AIM OF THE EXERCISE:
Which lines of the records contain "economico"? Collect every one of them.

EXERCISE INPUT:
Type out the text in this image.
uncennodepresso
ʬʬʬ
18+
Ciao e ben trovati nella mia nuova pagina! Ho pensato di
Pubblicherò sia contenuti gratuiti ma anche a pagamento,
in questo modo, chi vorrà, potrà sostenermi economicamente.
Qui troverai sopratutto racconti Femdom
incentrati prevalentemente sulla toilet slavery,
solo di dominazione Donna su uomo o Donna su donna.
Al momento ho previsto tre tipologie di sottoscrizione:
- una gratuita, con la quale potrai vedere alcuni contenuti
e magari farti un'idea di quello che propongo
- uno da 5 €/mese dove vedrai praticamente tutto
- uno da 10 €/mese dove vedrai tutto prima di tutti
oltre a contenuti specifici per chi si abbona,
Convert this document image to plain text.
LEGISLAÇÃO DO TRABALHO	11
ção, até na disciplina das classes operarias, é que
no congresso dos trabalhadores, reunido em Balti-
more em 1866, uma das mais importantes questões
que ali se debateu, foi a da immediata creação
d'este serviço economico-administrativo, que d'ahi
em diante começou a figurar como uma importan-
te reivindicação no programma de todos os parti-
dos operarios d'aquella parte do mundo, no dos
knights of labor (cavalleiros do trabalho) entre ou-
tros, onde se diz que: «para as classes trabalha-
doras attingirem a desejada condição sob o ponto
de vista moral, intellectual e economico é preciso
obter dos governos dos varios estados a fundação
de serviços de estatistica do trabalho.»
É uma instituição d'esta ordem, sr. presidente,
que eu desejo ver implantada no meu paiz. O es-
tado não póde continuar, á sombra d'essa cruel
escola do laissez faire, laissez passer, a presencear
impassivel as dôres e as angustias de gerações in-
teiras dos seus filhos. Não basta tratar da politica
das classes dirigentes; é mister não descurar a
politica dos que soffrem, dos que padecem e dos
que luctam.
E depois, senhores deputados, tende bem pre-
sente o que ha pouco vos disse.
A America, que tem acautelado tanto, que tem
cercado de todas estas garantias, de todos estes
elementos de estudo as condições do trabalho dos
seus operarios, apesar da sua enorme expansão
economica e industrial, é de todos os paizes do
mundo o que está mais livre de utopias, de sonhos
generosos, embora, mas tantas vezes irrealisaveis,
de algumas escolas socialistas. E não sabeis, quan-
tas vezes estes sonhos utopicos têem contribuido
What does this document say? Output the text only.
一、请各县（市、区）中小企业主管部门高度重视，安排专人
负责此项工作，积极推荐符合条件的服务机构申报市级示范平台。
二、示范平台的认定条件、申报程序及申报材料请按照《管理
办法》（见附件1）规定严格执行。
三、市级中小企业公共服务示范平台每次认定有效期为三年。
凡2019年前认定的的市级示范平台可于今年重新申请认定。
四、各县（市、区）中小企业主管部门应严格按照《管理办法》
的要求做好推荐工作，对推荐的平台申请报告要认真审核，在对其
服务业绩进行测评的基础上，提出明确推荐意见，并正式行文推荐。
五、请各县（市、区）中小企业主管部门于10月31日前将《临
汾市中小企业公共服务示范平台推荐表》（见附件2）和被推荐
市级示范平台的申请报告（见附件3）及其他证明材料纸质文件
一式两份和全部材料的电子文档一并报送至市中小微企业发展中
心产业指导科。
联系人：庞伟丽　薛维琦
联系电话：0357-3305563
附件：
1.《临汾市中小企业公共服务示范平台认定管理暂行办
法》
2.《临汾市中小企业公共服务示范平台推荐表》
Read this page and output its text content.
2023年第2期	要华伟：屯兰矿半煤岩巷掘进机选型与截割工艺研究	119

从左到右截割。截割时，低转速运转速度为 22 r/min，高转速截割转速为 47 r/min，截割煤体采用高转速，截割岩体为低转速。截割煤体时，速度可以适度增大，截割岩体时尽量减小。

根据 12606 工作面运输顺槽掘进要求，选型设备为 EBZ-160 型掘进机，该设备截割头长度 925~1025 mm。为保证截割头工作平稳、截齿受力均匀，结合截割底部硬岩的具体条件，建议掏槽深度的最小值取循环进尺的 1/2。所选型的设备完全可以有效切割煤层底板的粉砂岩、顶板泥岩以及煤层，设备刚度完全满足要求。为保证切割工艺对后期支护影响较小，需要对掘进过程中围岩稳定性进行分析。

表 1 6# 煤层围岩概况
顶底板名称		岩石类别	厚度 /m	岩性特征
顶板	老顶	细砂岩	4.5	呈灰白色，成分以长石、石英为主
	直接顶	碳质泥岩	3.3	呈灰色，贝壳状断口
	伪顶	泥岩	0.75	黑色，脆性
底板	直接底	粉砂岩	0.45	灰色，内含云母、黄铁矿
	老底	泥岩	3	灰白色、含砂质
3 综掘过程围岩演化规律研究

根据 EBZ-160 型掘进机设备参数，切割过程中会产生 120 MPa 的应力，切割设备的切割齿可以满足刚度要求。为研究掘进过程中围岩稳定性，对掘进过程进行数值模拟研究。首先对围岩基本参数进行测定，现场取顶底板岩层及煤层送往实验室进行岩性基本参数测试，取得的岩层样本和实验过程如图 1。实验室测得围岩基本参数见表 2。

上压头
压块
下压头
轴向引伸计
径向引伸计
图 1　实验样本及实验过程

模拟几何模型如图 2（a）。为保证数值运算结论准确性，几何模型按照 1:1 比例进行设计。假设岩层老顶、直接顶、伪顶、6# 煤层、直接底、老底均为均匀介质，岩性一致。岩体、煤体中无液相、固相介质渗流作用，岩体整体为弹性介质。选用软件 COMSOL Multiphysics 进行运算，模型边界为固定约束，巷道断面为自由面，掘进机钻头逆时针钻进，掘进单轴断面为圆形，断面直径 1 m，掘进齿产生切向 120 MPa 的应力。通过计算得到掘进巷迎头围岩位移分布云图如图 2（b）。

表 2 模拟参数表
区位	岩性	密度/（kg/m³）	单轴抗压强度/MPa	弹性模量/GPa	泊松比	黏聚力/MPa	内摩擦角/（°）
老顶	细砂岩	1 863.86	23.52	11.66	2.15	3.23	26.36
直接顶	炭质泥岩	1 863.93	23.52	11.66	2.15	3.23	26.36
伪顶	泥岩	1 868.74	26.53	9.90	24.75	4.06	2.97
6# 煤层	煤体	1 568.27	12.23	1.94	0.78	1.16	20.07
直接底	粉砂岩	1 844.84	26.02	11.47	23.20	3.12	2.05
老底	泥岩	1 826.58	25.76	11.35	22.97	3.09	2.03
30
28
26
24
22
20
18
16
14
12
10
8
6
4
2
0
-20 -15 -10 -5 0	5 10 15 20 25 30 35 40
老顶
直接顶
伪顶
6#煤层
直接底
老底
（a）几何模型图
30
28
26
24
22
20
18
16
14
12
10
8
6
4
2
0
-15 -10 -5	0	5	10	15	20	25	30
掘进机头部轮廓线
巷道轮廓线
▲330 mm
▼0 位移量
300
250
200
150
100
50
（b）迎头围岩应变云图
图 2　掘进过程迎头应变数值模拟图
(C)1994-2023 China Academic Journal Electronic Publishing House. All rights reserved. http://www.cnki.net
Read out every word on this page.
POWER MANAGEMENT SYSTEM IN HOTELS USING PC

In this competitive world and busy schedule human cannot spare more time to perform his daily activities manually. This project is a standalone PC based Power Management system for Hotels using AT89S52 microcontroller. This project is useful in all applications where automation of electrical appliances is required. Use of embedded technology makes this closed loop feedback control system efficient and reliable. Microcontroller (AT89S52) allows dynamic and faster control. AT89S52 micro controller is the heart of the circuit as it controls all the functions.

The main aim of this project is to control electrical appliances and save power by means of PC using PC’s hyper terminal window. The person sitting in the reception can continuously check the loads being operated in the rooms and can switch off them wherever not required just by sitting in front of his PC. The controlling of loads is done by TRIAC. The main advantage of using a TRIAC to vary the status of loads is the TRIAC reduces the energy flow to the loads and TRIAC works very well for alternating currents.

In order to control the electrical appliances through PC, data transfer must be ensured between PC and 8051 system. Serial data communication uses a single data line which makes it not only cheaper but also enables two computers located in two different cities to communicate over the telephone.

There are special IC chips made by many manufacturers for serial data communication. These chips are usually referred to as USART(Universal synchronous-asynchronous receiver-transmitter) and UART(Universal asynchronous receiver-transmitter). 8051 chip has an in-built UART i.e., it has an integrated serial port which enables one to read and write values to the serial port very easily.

SOLUTION FOR THIS EXERCISE:
d'este serviço economico-administrativo, que d'ahi
de vista moral, intellectual e economico é preciso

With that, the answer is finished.